* **EXERCISE GOAL**: Repeat the material exactly as it appears.

○ ○ ○ ○

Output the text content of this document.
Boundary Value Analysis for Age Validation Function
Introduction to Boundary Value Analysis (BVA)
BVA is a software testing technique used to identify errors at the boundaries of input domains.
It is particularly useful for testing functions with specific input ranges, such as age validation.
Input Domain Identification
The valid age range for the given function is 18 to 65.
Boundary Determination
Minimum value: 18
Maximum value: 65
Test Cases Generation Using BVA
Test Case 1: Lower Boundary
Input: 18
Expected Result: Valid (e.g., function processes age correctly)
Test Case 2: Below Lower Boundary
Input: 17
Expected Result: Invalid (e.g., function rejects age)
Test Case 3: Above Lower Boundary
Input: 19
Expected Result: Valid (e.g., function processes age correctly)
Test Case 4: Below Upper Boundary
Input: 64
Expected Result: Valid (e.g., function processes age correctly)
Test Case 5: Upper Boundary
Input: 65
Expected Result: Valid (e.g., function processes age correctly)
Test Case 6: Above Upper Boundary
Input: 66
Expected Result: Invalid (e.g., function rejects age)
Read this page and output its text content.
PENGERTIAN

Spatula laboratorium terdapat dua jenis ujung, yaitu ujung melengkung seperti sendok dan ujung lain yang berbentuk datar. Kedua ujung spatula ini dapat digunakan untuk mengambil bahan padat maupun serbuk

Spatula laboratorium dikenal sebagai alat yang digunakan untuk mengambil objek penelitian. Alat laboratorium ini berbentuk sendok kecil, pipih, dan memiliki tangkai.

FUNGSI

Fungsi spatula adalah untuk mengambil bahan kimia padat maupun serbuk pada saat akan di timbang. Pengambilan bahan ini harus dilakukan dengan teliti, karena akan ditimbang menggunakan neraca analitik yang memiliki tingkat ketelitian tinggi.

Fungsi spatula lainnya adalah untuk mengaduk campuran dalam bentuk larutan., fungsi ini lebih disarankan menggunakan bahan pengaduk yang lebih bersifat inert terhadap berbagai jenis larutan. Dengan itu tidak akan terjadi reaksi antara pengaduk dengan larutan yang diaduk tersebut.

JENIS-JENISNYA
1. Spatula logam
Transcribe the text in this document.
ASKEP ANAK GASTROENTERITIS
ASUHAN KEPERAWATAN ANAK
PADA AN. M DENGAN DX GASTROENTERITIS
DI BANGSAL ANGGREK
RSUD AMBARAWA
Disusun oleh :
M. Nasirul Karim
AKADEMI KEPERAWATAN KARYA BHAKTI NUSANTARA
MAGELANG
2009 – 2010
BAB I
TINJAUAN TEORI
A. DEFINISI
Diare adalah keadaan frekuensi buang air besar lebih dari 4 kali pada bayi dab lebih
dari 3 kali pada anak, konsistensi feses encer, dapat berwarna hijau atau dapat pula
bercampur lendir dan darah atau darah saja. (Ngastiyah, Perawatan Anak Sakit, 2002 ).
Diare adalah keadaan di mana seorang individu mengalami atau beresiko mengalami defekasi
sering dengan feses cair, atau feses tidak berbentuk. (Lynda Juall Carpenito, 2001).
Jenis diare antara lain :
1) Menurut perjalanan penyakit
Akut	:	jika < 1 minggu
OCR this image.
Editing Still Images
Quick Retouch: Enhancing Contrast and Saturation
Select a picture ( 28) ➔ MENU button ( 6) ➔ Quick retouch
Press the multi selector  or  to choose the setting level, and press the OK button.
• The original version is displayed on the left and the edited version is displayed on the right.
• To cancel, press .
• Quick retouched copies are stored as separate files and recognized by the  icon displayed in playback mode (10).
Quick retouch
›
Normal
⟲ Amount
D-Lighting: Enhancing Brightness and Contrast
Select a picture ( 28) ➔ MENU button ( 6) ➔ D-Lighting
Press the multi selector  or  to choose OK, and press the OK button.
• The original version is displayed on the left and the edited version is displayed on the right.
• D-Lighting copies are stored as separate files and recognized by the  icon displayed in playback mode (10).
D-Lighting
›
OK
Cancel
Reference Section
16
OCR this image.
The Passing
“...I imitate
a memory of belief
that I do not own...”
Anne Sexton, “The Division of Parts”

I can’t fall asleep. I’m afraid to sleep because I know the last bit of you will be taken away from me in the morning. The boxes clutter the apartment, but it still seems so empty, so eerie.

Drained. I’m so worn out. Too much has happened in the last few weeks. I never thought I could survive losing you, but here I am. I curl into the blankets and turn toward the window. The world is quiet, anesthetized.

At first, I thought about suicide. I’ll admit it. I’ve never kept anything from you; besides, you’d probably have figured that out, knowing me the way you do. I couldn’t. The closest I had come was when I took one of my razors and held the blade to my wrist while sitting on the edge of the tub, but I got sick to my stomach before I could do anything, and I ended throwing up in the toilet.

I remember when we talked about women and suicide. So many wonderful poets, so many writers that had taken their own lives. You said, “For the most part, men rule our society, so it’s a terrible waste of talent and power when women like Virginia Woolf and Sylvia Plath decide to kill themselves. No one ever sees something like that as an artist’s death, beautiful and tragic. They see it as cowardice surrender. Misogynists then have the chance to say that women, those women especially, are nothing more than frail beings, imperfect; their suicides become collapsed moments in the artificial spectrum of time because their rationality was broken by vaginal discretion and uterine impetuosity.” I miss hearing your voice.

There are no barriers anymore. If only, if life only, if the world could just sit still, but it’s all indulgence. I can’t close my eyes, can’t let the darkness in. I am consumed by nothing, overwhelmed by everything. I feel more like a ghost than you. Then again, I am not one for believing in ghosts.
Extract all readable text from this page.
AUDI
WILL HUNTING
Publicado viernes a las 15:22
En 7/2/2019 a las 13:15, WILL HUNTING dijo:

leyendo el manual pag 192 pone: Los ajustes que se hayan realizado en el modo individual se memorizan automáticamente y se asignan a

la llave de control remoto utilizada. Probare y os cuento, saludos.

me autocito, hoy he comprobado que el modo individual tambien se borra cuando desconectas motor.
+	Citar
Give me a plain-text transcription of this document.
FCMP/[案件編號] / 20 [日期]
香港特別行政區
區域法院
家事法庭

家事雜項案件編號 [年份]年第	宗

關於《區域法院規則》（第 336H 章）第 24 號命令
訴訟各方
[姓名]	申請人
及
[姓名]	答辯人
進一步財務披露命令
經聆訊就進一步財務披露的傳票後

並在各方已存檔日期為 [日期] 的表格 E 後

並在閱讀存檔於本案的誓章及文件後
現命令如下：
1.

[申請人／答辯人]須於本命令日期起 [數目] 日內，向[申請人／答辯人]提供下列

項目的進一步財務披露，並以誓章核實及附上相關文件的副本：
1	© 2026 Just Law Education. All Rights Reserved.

○ ○ ○ ○

* **SOLUTION FOR THIS TASK**:
Output the text content of this document.
Boundary Value Analysis for Age Validation Function
Introduction to Boundary Value Analysis (BVA)
BVA is a software testing technique used to identify errors at the boundaries of input domains.
It is particularly useful for testing functions with specific input ranges, such as age validation.
Input Domain Identification
The valid age range for the given function is 18 to 65.
Boundary Determination
Minimum value: 18
Maximum value: 65
Test Cases Generation Using BVA
Test Case 1: Lower Boundary
Input: 18
Expected Result: Valid (e.g., function processes age correctly)
Test Case 2: Below Lower Boundary
Input: 17
Expected Result: Invalid (e.g., function rejects age)
Test Case 3: Above Lower Boundary
Input: 19
Expected Result: Valid (e.g., function processes age correctly)
Test Case 4: Below Upper Boundary
Input: 64
Expected Result: Valid (e.g., function processes age correctly)
Test Case 5: Upper Boundary
Input: 65
Expected Result: Valid (e.g., function processes age correctly)
Test Case 6: Above Upper Boundary
Input: 66
Expected Result: Invalid (e.g., function rejects age)
Read this page and output its text content.
PENGERTIAN

Spatula laboratorium terdapat dua jenis ujung, yaitu ujung melengkung seperti sendok dan ujung lain yang berbentuk datar. Kedua ujung spatula ini dapat digunakan untuk mengambil bahan padat maupun serbuk

Spatula laboratorium dikenal sebagai alat yang digunakan untuk mengambil objek penelitian. Alat laboratorium ini berbentuk sendok kecil, pipih, dan memiliki tangkai.

FUNGSI

Fungsi spatula adalah untuk mengambil bahan kimia padat maupun serbuk pada saat akan di timbang. Pengambilan bahan ini harus dilakukan dengan teliti, karena akan ditimbang menggunakan neraca analitik yang memiliki tingkat ketelitian tinggi.

Fungsi spatula lainnya adalah untuk mengaduk campuran dalam bentuk larutan., fungsi ini lebih disarankan menggunakan bahan pengaduk yang lebih bersifat inert terhadap berbagai jenis larutan. Dengan itu tidak akan terjadi reaksi antara pengaduk dengan larutan yang diaduk tersebut.

JENIS-JENISNYA
1. Spatula logam
Transcribe the text in this document.
ASKEP ANAK GASTROENTERITIS
ASUHAN KEPERAWATAN ANAK
PADA AN. M DENGAN DX GASTROENTERITIS
DI BANGSAL ANGGREK
RSUD AMBARAWA
Disusun oleh :
M. Nasirul Karim
AKADEMI KEPERAWATAN KARYA BHAKTI NUSANTARA
MAGELANG
2009 – 2010
BAB I
TINJAUAN TEORI
A. DEFINISI
Diare adalah keadaan frekuensi buang air besar lebih dari 4 kali pada bayi dab lebih
dari 3 kali pada anak, konsistensi feses encer, dapat berwarna hijau atau dapat pula
bercampur lendir dan darah atau darah saja. (Ngastiyah, Perawatan Anak Sakit, 2002 ).
Diare adalah keadaan di mana seorang individu mengalami atau beresiko mengalami defekasi
sering dengan feses cair, atau feses tidak berbentuk. (Lynda Juall Carpenito, 2001).
Jenis diare antara lain :
1) Menurut perjalanan penyakit
Akut	:	jika < 1 minggu
OCR this image.
Editing Still Images
Quick Retouch: Enhancing Contrast and Saturation
Select a picture ( 28) ➔ MENU button ( 6) ➔ Quick retouch
Press the multi selector  or  to choose the setting level, and press the OK button.
• The original version is displayed on the left and the edited version is displayed on the right.
• To cancel, press .
• Quick retouched copies are stored as separate files and recognized by the  icon displayed in playback mode (10).
Quick retouch
›
Normal
⟲ Amount
D-Lighting: Enhancing Brightness and Contrast
Select a picture ( 28) ➔ MENU button ( 6) ➔ D-Lighting
Press the multi selector  or  to choose OK, and press the OK button.
• The original version is displayed on the left and the edited version is displayed on the right.
• D-Lighting copies are stored as separate files and recognized by the  icon displayed in playback mode (10).
D-Lighting
›
OK
Cancel
Reference Section
16
OCR this image.
The Passing
“...I imitate
a memory of belief
that I do not own...”
Anne Sexton, “The Division of Parts”

I can’t fall asleep. I’m afraid to sleep because I know the last bit of you will be taken away from me in the morning. The boxes clutter the apartment, but it still seems so empty, so eerie.

Drained. I’m so worn out. Too much has happened in the last few weeks. I never thought I could survive losing you, but here I am. I curl into the blankets and turn toward the window. The world is quiet, anesthetized.

At first, I thought about suicide. I’ll admit it. I’ve never kept anything from you; besides, you’d probably have figured that out, knowing me the way you do. I couldn’t. The closest I had come was when I took one of my razors and held the blade to my wrist while sitting on the edge of the tub, but I got sick to my stomach before I could do anything, and I ended throwing up in the toilet.

I remember when we talked about women and suicide. So many wonderful poets, so many writers that had taken their own lives. You said, “For the most part, men rule our society, so it’s a terrible waste of talent and power when women like Virginia Woolf and Sylvia Plath decide to kill themselves. No one ever sees something like that as an artist’s death, beautiful and tragic. They see it as cowardice surrender. Misogynists then have the chance to say that women, those women especially, are nothing more than frail beings, imperfect; their suicides become collapsed moments in the artificial spectrum of time because their rationality was broken by vaginal discretion and uterine impetuosity.” I miss hearing your voice.

There are no barriers anymore. If only, if life only, if the world could just sit still, but it’s all indulgence. I can’t close my eyes, can’t let the darkness in. I am consumed by nothing, overwhelmed by everything. I feel more like a ghost than you. Then again, I am not one for believing in ghosts.
Extract all readable text from this page.
AUDI
WILL HUNTING
Publicado viernes a las 15:22
En 7/2/2019 a las 13:15, WILL HUNTING dijo:

leyendo el manual pag 192 pone: Los ajustes que se hayan realizado en el modo individual se memorizan automáticamente y se asignan a

la llave de control remoto utilizada. Probare y os cuento, saludos.

me autocito, hoy he comprobado que el modo individual tambien se borra cuando desconectas motor.
+	Citar
Give me a plain-text transcription of this document.
FCMP/[案件編號] / 20 [日期]
香港特別行政區
區域法院
家事法庭

家事雜項案件編號 [年份]年第	宗

關於《區域法院規則》（第 336H 章）第 24 號命令
訴訟各方
[姓名]	申請人
及
[姓名]	答辯人
進一步財務披露命令
經聆訊就進一步財務披露的傳票後

並在各方已存檔日期為 [日期] 的表格 E 後

並在閱讀存檔於本案的誓章及文件後
現命令如下：
1.

[申請人／答辯人]須於本命令日期起 [數目] 日內，向[申請人／答辯人]提供下列

項目的進一步財務披露，並以誓章核實及附上相關文件的副本：
1	© 2026 Just Law Education. All Rights Reserved.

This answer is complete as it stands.